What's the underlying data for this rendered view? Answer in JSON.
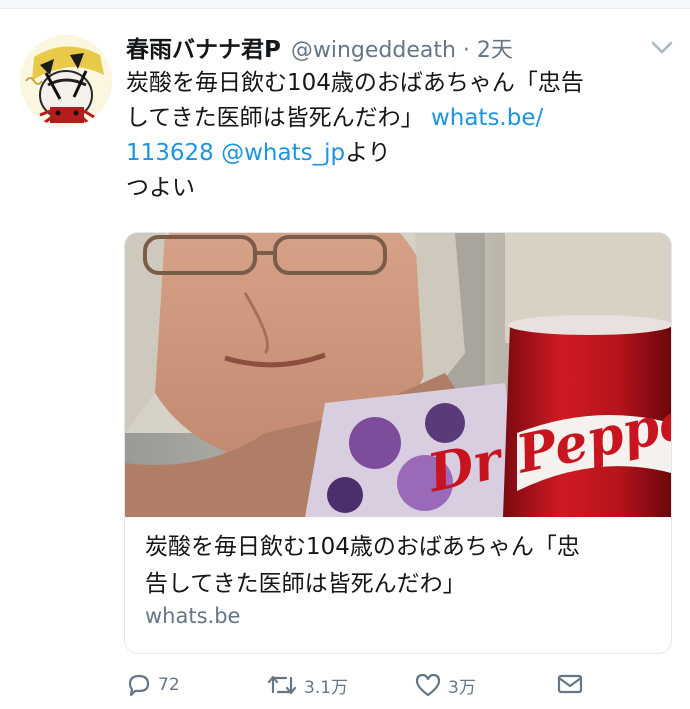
{
  "tweet": {
    "author_name": "春雨バナナ君P",
    "author_handle": "@wingeddeath",
    "timestamp": "2天",
    "text_line1": "炭酸を毎日飲む104歳のおばあちゃん「忠告",
    "text_line2_a": "してきた医師は皆死んだわ」",
    "text_line2_link": "whats.be/",
    "text_line3_link": "113628",
    "text_line3_mention": "@whats_jp",
    "text_line3_rest": "より",
    "text_line4": "つよい"
  },
  "card": {
    "image_text": "Dr Pepper",
    "title_line1": "炭酸を毎日飲む104歳のおばあちゃん「忠",
    "title_line2": "告してきた医師は皆死んだわ」",
    "domain": "whats.be"
  },
  "actions": {
    "reply_count": "72",
    "retweet_count": "3.1万",
    "like_count": "3万"
  },
  "icons": {
    "menu": "chevron-down-icon",
    "reply": "reply-icon",
    "retweet": "retweet-icon",
    "like": "heart-icon",
    "dm": "envelope-icon"
  },
  "colors": {
    "link": "#1b95e0",
    "secondary": "#657786",
    "border": "#e1e8ed",
    "can_red": "#c8141e"
  }
}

========

Copy the material shown above in full and exactly. Skip the pictures.

What's the underlying data for this rendered view? Answer in JSON.
{
  "tweet": {
    "author_name": "春雨バナナ君P",
    "author_handle": "@wingeddeath",
    "timestamp": "2天",
    "text_line1": "炭酸を毎日飲む104歳のおばあちゃん「忠告",
    "text_line2_a": "してきた医師は皆死んだわ」",
    "text_line2_link": "whats.be/",
    "text_line3_link": "113628",
    "text_line3_mention": "@whats_jp",
    "text_line3_rest": "より",
    "text_line4": "つよい"
  },
  "card": {
    "image_text": "Dr Pepper",
    "title_line1": "炭酸を毎日飲む104歳のおばあちゃん「忠",
    "title_line2": "告してきた医師は皆死んだわ」",
    "domain": "whats.be"
  },
  "actions": {
    "reply_count": "72",
    "retweet_count": "3.1万",
    "like_count": "3万"
  },
  "icons": {
    "menu": "chevron-down-icon",
    "reply": "reply-icon",
    "retweet": "retweet-icon",
    "like": "heart-icon",
    "dm": "envelope-icon"
  },
  "colors": {
    "link": "#1b95e0",
    "secondary": "#657786",
    "border": "#e1e8ed",
    "can_red": "#c8141e"
  }
}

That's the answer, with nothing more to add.